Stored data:

┄┄┄┄┄┄┄┄┄┄

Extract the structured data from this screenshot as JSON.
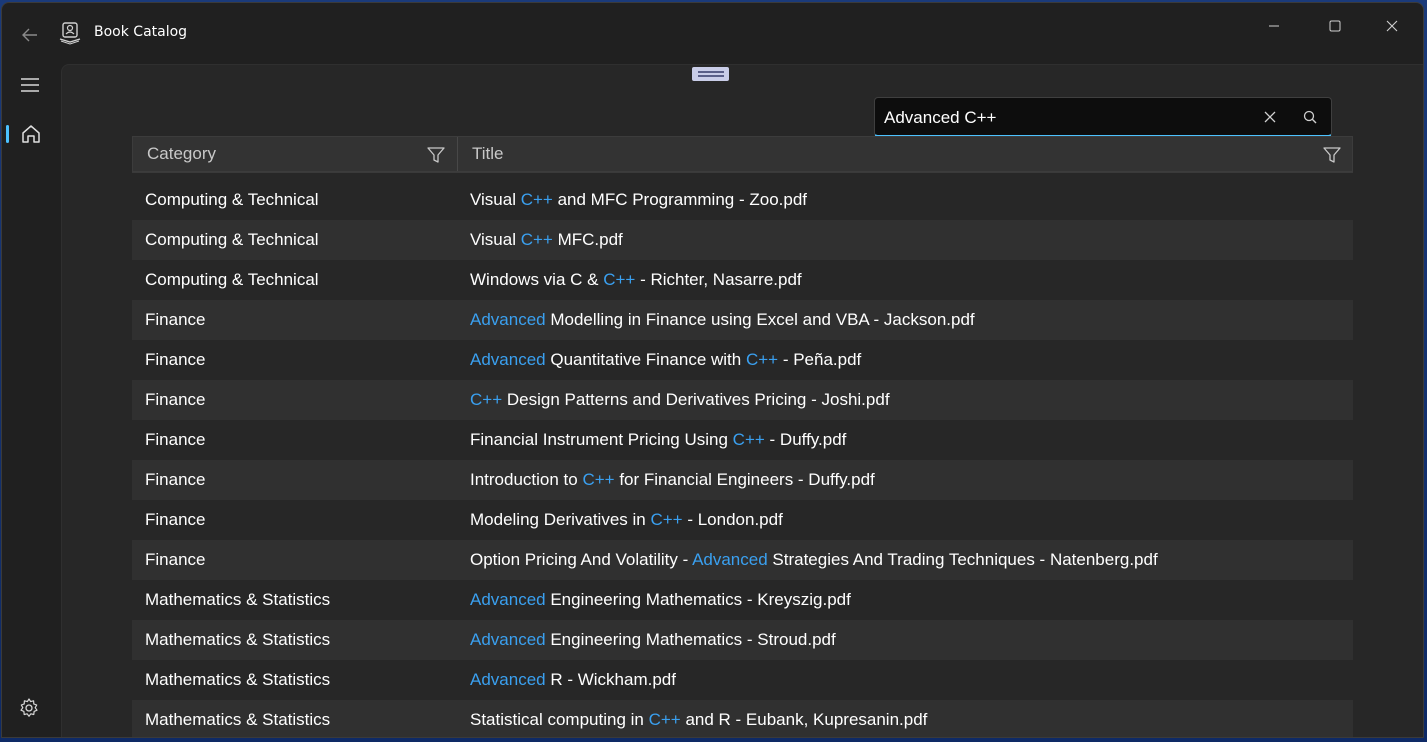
{
  "window": {
    "title": "Book Catalog"
  },
  "search": {
    "query": "Advanced C++"
  },
  "grid": {
    "columns": [
      "Category",
      "Title"
    ],
    "rows": [
      {
        "category": "Computing & Technical",
        "title": [
          "Visual ",
          "C++",
          " and MFC Programming - Zoo.pdf"
        ]
      },
      {
        "category": "Computing & Technical",
        "title": [
          "Visual ",
          "C++",
          " MFC.pdf"
        ]
      },
      {
        "category": "Computing & Technical",
        "title": [
          "Windows via C & ",
          "C++",
          " - Richter, Nasarre.pdf"
        ]
      },
      {
        "category": "Finance",
        "title": [
          "",
          "Advanced",
          " Modelling in Finance using Excel and VBA - Jackson.pdf"
        ]
      },
      {
        "category": "Finance",
        "title": [
          "",
          "Advanced",
          " Quantitative Finance with ",
          "C++",
          " - Peña.pdf"
        ]
      },
      {
        "category": "Finance",
        "title": [
          "",
          "C++",
          " Design Patterns and Derivatives Pricing - Joshi.pdf"
        ]
      },
      {
        "category": "Finance",
        "title": [
          "Financial Instrument Pricing Using ",
          "C++",
          " - Duffy.pdf"
        ]
      },
      {
        "category": "Finance",
        "title": [
          "Introduction to ",
          "C++",
          " for Financial Engineers - Duffy.pdf"
        ]
      },
      {
        "category": "Finance",
        "title": [
          "Modeling Derivatives in ",
          "C++",
          " - London.pdf"
        ]
      },
      {
        "category": "Finance",
        "title": [
          "Option Pricing And Volatility - ",
          "Advanced",
          " Strategies And Trading Techniques - Natenberg.pdf"
        ]
      },
      {
        "category": "Mathematics & Statistics",
        "title": [
          "",
          "Advanced",
          " Engineering Mathematics - Kreyszig.pdf"
        ]
      },
      {
        "category": "Mathematics & Statistics",
        "title": [
          "",
          "Advanced",
          " Engineering Mathematics - Stroud.pdf"
        ]
      },
      {
        "category": "Mathematics & Statistics",
        "title": [
          "",
          "Advanced",
          " R - Wickham.pdf"
        ]
      },
      {
        "category": "Mathematics & Statistics",
        "title": [
          "Statistical computing in ",
          "C++",
          " and R - Eubank, Kupresanin.pdf"
        ]
      }
    ]
  },
  "icons": {
    "back": "back-arrow-icon",
    "app": "book-reader-icon",
    "menu": "hamburger-icon",
    "home": "home-icon",
    "settings": "gear-icon",
    "minimize": "minimize-icon",
    "maximize": "maximize-icon",
    "close": "close-icon",
    "clear": "clear-icon",
    "search": "search-icon",
    "filter": "filter-icon"
  },
  "colors": {
    "accent": "#4cc2ff",
    "highlight": "#3aa0f0"
  }
}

┄┄┄┄┄┄┄┄┄┄

Return all of the entries word for word, but omit the pictures.

Extract the structured data from this screenshot as JSON.
{
  "window": {
    "title": "Book Catalog"
  },
  "search": {
    "query": "Advanced C++"
  },
  "grid": {
    "columns": [
      "Category",
      "Title"
    ],
    "rows": [
      {
        "category": "Computing & Technical",
        "title": [
          "Visual ",
          "C++",
          " and MFC Programming - Zoo.pdf"
        ]
      },
      {
        "category": "Computing & Technical",
        "title": [
          "Visual ",
          "C++",
          " MFC.pdf"
        ]
      },
      {
        "category": "Computing & Technical",
        "title": [
          "Windows via C & ",
          "C++",
          " - Richter, Nasarre.pdf"
        ]
      },
      {
        "category": "Finance",
        "title": [
          "",
          "Advanced",
          " Modelling in Finance using Excel and VBA - Jackson.pdf"
        ]
      },
      {
        "category": "Finance",
        "title": [
          "",
          "Advanced",
          " Quantitative Finance with ",
          "C++",
          " - Peña.pdf"
        ]
      },
      {
        "category": "Finance",
        "title": [
          "",
          "C++",
          " Design Patterns and Derivatives Pricing - Joshi.pdf"
        ]
      },
      {
        "category": "Finance",
        "title": [
          "Financial Instrument Pricing Using ",
          "C++",
          " - Duffy.pdf"
        ]
      },
      {
        "category": "Finance",
        "title": [
          "Introduction to ",
          "C++",
          " for Financial Engineers - Duffy.pdf"
        ]
      },
      {
        "category": "Finance",
        "title": [
          "Modeling Derivatives in ",
          "C++",
          " - London.pdf"
        ]
      },
      {
        "category": "Finance",
        "title": [
          "Option Pricing And Volatility - ",
          "Advanced",
          " Strategies And Trading Techniques - Natenberg.pdf"
        ]
      },
      {
        "category": "Mathematics & Statistics",
        "title": [
          "",
          "Advanced",
          " Engineering Mathematics - Kreyszig.pdf"
        ]
      },
      {
        "category": "Mathematics & Statistics",
        "title": [
          "",
          "Advanced",
          " Engineering Mathematics - Stroud.pdf"
        ]
      },
      {
        "category": "Mathematics & Statistics",
        "title": [
          "",
          "Advanced",
          " R - Wickham.pdf"
        ]
      },
      {
        "category": "Mathematics & Statistics",
        "title": [
          "Statistical computing in ",
          "C++",
          " and R - Eubank, Kupresanin.pdf"
        ]
      }
    ]
  },
  "icons": {
    "back": "back-arrow-icon",
    "app": "book-reader-icon",
    "menu": "hamburger-icon",
    "home": "home-icon",
    "settings": "gear-icon",
    "minimize": "minimize-icon",
    "maximize": "maximize-icon",
    "close": "close-icon",
    "clear": "clear-icon",
    "search": "search-icon",
    "filter": "filter-icon"
  },
  "colors": {
    "accent": "#4cc2ff",
    "highlight": "#3aa0f0"
  }
}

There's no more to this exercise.